=== Document ===

By default, MySQL uses the latin1 (cp1252 West European) character set and the latin1_swedish_ci collation that sorts according to Swedish/Finnish rules. These defaults are suitable for the United States and most of Western Europe.

All MySQL binary distributions are compiled with --with-extra-charsets=complex. This adds code to all standard programs that enables them to handle latin1 and all multi-byte character sets within the binary. Other character sets are loaded from a character-set definition file when needed.

The character set determines what characters are allowed in identifiers. The collation determines how strings are sorted by the ORDER BY and GROUP BY clauses of the SELECT statement.

You can change the default server character set and collation with the --character-set-server and --collation-server options when you start the server. The collation must be a legal collation for the default character set. (Use the SHOW COLLATION statement to determine which collations are available for each character set.) See Section 5.2.1, “mysqld Command Options”.

=== Dataset extract ===

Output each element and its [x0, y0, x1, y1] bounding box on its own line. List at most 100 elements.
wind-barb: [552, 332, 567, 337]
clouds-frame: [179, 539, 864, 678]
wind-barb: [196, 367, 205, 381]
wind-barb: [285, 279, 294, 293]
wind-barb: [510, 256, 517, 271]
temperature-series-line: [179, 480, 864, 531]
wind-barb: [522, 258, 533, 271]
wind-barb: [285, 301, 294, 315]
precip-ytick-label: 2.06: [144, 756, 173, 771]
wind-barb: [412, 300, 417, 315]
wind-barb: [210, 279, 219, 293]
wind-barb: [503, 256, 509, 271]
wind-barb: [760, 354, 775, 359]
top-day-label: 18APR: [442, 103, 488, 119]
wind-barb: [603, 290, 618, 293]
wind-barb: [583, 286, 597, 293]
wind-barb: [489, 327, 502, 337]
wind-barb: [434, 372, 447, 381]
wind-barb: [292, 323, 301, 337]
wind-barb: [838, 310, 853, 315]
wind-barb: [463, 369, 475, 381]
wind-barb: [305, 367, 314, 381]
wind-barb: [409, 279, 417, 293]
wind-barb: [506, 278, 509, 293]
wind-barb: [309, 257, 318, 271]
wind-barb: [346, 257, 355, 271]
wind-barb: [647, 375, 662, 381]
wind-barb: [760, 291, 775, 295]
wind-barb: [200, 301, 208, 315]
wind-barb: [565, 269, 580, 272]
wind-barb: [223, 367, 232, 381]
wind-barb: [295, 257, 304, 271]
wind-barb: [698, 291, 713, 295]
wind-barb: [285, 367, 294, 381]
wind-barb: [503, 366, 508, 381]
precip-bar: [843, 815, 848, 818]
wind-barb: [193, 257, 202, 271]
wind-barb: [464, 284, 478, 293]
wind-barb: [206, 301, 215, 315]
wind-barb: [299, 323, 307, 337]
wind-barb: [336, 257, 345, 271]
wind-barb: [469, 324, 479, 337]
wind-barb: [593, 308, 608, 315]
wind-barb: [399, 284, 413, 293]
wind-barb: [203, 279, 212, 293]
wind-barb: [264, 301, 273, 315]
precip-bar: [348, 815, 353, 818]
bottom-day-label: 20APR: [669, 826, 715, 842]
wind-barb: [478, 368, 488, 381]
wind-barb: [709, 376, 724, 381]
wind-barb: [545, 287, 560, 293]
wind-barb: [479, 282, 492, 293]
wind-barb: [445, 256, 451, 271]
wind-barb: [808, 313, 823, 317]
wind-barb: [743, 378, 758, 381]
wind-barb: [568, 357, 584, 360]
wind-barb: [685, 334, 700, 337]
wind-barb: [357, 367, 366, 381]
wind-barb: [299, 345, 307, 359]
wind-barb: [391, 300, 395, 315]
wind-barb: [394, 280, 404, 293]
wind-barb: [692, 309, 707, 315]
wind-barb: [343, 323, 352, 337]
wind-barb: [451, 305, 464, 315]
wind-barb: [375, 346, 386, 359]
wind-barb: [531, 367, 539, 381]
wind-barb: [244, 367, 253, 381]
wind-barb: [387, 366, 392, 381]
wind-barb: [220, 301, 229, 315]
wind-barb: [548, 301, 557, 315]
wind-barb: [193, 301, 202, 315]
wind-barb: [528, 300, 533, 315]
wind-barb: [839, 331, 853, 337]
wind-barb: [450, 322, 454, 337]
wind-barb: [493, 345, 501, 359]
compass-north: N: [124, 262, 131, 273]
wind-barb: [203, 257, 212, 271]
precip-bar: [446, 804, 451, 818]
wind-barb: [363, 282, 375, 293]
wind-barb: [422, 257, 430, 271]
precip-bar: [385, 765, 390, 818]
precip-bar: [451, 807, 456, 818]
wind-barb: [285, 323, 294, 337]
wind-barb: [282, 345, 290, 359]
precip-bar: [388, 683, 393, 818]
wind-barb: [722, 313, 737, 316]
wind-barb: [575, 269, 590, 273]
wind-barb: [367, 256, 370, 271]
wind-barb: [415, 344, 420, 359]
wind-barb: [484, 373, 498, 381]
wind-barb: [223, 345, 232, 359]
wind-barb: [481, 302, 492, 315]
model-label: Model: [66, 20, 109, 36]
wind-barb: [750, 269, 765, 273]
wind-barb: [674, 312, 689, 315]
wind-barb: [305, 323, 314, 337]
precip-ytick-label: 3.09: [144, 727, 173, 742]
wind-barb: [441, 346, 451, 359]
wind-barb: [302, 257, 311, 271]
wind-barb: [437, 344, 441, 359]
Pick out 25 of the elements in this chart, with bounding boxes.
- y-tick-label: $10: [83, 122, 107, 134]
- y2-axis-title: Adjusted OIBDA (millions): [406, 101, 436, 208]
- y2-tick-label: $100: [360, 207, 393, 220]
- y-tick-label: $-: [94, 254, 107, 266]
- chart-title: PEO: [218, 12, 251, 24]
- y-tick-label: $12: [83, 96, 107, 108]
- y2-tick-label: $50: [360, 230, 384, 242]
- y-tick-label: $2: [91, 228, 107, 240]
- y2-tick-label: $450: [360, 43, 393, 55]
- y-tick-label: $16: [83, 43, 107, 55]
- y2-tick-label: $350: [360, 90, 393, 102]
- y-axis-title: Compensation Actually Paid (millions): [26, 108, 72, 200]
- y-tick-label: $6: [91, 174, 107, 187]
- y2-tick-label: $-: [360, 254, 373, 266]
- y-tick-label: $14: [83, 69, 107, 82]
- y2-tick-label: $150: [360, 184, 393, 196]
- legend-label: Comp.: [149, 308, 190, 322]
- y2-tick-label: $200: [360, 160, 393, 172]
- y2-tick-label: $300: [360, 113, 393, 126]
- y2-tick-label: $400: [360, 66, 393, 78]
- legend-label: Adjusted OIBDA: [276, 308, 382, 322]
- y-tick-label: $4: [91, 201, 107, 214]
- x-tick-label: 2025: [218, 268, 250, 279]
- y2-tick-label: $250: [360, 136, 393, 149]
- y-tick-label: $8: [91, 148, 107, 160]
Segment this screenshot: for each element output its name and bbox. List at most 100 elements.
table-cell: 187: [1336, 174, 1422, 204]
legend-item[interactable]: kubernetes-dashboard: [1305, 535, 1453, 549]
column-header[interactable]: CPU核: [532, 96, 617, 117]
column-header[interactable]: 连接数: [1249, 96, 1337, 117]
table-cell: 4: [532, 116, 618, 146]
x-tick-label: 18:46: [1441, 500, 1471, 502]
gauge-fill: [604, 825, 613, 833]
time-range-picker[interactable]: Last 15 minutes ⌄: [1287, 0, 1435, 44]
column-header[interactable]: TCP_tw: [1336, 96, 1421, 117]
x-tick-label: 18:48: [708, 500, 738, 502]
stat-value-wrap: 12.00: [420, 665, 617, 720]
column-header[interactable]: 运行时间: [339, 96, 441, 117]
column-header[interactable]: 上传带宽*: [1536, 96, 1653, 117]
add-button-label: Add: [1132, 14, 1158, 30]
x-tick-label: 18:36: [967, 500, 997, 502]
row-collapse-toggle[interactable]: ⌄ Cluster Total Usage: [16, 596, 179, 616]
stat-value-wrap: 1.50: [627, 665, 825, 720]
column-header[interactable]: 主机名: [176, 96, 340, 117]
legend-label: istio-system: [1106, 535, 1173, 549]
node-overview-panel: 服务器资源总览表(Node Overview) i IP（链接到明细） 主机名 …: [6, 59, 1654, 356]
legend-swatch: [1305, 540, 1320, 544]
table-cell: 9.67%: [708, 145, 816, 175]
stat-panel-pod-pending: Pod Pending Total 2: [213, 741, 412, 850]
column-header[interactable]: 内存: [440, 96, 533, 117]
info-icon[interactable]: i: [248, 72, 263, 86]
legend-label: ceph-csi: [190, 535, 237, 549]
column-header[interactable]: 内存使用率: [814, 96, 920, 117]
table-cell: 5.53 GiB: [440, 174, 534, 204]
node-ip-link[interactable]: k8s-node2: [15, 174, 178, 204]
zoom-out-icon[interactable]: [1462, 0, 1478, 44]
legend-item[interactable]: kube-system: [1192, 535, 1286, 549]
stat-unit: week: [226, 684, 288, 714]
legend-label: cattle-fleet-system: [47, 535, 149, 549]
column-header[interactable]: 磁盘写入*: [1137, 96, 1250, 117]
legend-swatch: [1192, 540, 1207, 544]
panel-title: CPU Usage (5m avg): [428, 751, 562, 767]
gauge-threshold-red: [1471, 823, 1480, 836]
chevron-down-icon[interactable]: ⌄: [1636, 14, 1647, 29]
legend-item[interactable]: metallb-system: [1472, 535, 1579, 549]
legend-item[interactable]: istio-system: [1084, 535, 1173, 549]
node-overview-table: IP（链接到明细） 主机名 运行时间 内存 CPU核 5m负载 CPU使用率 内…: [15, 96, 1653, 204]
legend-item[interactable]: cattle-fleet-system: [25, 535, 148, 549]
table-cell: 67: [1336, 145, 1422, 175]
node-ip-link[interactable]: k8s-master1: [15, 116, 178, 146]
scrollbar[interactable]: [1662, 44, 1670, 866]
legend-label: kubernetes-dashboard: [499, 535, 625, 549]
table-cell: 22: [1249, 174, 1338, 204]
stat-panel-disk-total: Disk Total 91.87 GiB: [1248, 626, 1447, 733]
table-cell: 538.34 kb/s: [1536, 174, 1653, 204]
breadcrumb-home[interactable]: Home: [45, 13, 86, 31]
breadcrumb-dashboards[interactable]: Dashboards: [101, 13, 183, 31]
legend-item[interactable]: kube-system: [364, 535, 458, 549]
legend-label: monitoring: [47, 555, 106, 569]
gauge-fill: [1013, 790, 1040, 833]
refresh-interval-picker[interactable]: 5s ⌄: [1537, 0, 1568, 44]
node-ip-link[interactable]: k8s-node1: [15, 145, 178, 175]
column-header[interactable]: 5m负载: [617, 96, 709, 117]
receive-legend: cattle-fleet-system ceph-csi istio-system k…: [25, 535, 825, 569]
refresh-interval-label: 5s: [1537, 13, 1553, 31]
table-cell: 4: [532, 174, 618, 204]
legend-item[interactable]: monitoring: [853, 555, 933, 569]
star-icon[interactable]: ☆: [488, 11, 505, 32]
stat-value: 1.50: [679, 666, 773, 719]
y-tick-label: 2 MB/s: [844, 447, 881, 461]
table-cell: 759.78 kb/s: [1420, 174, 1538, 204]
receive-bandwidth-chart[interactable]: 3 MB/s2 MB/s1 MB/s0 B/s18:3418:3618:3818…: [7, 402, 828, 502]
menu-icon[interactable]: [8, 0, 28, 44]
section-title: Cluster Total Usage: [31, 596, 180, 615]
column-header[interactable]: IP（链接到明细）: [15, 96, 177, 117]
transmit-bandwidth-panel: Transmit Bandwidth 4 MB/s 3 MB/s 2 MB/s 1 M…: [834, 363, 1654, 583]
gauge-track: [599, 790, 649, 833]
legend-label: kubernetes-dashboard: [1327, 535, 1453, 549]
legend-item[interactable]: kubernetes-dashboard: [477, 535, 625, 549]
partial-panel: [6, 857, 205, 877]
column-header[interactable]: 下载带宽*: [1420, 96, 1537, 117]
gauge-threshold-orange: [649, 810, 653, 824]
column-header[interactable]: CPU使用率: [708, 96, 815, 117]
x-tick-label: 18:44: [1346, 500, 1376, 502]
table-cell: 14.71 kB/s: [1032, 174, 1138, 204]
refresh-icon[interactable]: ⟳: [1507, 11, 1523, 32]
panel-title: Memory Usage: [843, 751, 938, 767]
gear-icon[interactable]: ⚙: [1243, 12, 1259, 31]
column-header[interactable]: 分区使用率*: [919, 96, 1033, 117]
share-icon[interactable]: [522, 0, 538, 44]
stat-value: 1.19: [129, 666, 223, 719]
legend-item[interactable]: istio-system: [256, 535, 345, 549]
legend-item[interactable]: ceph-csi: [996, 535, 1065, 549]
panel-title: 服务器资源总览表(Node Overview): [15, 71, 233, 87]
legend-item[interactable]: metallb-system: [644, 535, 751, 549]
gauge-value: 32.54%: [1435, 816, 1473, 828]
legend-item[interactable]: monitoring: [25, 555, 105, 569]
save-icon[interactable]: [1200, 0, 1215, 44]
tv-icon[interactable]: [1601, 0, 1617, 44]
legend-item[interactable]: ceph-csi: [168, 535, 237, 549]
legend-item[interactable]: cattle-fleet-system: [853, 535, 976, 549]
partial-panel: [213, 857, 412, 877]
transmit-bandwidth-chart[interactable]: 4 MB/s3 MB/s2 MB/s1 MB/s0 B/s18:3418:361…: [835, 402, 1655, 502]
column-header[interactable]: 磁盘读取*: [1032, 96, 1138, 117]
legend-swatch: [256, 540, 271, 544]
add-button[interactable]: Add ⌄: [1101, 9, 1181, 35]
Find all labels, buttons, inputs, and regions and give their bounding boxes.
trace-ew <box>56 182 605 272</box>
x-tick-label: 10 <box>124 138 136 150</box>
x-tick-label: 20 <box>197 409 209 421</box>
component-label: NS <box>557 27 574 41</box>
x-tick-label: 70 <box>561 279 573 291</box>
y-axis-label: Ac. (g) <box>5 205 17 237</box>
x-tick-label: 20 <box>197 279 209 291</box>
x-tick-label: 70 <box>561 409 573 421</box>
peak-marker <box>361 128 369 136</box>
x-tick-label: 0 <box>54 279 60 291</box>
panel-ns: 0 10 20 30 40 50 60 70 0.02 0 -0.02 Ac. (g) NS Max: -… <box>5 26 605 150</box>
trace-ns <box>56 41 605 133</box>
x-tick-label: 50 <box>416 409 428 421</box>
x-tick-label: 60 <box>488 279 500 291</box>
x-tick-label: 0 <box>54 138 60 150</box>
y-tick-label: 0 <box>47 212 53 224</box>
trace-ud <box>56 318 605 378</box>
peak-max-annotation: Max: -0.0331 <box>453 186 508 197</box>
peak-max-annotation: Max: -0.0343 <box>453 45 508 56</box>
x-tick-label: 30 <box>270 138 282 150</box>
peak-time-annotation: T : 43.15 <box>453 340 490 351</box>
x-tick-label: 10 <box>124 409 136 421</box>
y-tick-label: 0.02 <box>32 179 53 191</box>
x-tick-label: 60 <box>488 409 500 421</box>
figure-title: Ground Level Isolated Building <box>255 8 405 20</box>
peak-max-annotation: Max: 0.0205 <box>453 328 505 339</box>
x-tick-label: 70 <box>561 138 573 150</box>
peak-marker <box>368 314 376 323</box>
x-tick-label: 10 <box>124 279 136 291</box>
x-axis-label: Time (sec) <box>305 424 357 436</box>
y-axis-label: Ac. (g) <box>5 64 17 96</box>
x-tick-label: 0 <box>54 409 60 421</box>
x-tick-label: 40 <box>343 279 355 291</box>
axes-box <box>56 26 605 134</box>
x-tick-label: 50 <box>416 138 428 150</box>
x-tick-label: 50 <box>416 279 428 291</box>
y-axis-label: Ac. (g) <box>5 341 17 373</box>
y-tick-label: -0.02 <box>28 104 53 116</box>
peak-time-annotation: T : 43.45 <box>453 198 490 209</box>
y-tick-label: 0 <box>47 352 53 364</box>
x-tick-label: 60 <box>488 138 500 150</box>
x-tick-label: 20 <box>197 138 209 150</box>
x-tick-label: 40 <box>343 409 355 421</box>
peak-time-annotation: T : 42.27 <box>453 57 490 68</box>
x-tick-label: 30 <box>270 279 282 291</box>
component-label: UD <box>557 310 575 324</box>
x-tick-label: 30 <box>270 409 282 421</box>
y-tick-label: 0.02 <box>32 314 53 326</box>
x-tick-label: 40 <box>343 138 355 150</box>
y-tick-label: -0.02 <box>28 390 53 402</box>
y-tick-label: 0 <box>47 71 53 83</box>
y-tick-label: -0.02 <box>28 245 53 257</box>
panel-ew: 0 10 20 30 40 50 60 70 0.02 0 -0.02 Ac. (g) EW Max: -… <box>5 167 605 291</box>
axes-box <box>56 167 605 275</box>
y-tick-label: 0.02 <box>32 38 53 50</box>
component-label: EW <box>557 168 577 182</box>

===

Stated problem 1 |
Extract the stretch of the passage on MySQL character sets from "All MySQL binary" through "file when needed.".
Stated problem 2 |
Copy the rows from the first one through the line that contains "wind-barb: [760, 291, 775, 295]".
The passage on MySQL character sets and the rows come from separate sources.

Written solution 1 |
All MySQL binary distributions are compiled with --with-extra-charsets=complex. This adds code to all standard programs that enables them to handle latin1 and all multi-byte character sets within the binary. Other character sets are loaded from a character-set definition file when needed.

Written solution 2 |
Output each element and its [x0, y0, x1, y1] bounding box on its own line. List at most 100 elements.
wind-barb: [552, 332, 567, 337]
clouds-frame: [179, 539, 864, 678]
wind-barb: [196, 367, 205, 381]
wind-barb: [285, 279, 294, 293]
wind-barb: [510, 256, 517, 271]
temperature-series-line: [179, 480, 864, 531]
wind-barb: [522, 258, 533, 271]
wind-barb: [285, 301, 294, 315]
precip-ytick-label: 2.06: [144, 756, 173, 771]
wind-barb: [412, 300, 417, 315]
wind-barb: [210, 279, 219, 293]
wind-barb: [503, 256, 509, 271]
wind-barb: [760, 354, 775, 359]
top-day-label: 18APR: [442, 103, 488, 119]
wind-barb: [603, 290, 618, 293]
wind-barb: [583, 286, 597, 293]
wind-barb: [489, 327, 502, 337]
wind-barb: [434, 372, 447, 381]
wind-barb: [292, 323, 301, 337]
wind-barb: [838, 310, 853, 315]
wind-barb: [463, 369, 475, 381]
wind-barb: [305, 367, 314, 381]
wind-barb: [409, 279, 417, 293]
wind-barb: [506, 278, 509, 293]
wind-barb: [309, 257, 318, 271]
wind-barb: [346, 257, 355, 271]
wind-barb: [647, 375, 662, 381]
wind-barb: [760, 291, 775, 295]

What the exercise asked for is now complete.